Items from a dataset:
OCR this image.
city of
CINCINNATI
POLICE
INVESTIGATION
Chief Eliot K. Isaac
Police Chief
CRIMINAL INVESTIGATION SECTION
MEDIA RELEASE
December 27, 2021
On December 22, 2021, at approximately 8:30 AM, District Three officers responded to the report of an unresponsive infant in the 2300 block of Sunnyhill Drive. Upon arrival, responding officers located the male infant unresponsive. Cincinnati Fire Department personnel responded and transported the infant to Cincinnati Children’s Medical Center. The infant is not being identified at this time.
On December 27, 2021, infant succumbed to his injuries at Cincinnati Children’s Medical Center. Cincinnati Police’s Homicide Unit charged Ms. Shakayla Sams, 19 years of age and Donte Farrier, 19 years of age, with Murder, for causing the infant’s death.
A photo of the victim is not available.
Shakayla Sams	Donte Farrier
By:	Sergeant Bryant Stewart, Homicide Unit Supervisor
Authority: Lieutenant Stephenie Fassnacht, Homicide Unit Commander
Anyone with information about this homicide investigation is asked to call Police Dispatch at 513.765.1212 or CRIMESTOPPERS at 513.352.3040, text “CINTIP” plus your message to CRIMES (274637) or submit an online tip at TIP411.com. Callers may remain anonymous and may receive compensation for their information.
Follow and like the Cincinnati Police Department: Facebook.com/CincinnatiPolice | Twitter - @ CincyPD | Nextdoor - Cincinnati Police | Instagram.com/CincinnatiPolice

Written problem: Return all lines of the material above in which the word "December" occurs.

Problem solution:
December 27, 2021
On December 22, 2021, at approximately 8:30 AM, District Three officers responded to the report of an unresponsive infant in the 2300 block of Sunnyhill Drive. Upon arrival, responding officers located the male infant unresponsive. Cincinnati Fire Department personnel responded and transported the infant to Cincinnati Children’s Medical Center. The infant is not being identified at this time.
On December 27, 2021, infant succumbed to his injuries at Cincinnati Children’s Medical Center. Cincinnati Police’s Homicide Unit charged Ms. Shakayla Sams, 19 years of age and Donte Farrier, 19 years of age, with Murder, for causing the infant’s death.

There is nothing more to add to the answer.